**** RAW RECORDS ****

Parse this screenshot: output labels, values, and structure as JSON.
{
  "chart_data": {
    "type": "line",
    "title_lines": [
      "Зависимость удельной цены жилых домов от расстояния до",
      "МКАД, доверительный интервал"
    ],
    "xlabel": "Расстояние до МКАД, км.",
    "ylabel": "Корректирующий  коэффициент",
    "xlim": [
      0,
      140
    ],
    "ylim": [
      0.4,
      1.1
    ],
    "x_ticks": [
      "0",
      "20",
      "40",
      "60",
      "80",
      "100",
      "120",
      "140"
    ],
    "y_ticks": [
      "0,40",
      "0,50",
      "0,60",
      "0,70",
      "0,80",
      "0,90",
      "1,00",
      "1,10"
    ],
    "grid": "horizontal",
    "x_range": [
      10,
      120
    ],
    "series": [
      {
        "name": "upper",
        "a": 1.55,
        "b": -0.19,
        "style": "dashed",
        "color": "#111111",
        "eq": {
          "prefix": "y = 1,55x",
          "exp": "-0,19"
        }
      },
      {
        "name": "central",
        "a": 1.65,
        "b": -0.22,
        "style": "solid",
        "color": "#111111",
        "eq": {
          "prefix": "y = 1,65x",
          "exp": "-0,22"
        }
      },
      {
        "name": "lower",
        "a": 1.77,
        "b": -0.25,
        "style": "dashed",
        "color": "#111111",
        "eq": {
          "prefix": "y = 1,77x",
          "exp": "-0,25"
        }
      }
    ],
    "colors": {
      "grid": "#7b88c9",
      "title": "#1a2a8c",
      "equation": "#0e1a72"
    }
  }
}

****

> PROBLEM DETAILS
Word for word, restate all of the data shown above.

> WRITTEN SOLUTION
Parse this screenshot: output labels, values, and structure as JSON.
{
  "chart_data": {
    "type": "line",
    "title_lines": [
      "Зависимость удельной цены жилых домов от расстояния до",
      "МКАД, доверительный интервал"
    ],
    "xlabel": "Расстояние до МКАД, км.",
    "ylabel": "Корректирующий  коэффициент",
    "xlim": [
      0,
      140
    ],
    "ylim": [
      0.4,
      1.1
    ],
    "x_ticks": [
      "0",
      "20",
      "40",
      "60",
      "80",
      "100",
      "120",
      "140"
    ],
    "y_ticks": [
      "0,40",
      "0,50",
      "0,60",
      "0,70",
      "0,80",
      "0,90",
      "1,00",
      "1,10"
    ],
    "grid": "horizontal",
    "x_range": [
      10,
      120
    ],
    "series": [
      {
        "name": "upper",
        "a": 1.55,
        "b": -0.19,
        "style": "dashed",
        "color": "#111111",
        "eq": {
          "prefix": "y = 1,55x",
          "exp": "-0,19"
        }
      },
      {
        "name": "central",
        "a": 1.65,
        "b": -0.22,
        "style": "solid",
        "color": "#111111",
        "eq": {
          "prefix": "y = 1,65x",
          "exp": "-0,22"
        }
      },
      {
        "name": "lower",
        "a": 1.77,
        "b": -0.25,
        "style": "dashed",
        "color": "#111111",
        "eq": {
          "prefix": "y = 1,77x",
          "exp": "-0,25"
        }
      }
    ],
    "colors": {
      "grid": "#7b88c9",
      "title": "#1a2a8c",
      "equation": "#0e1a72"
    }
  }
}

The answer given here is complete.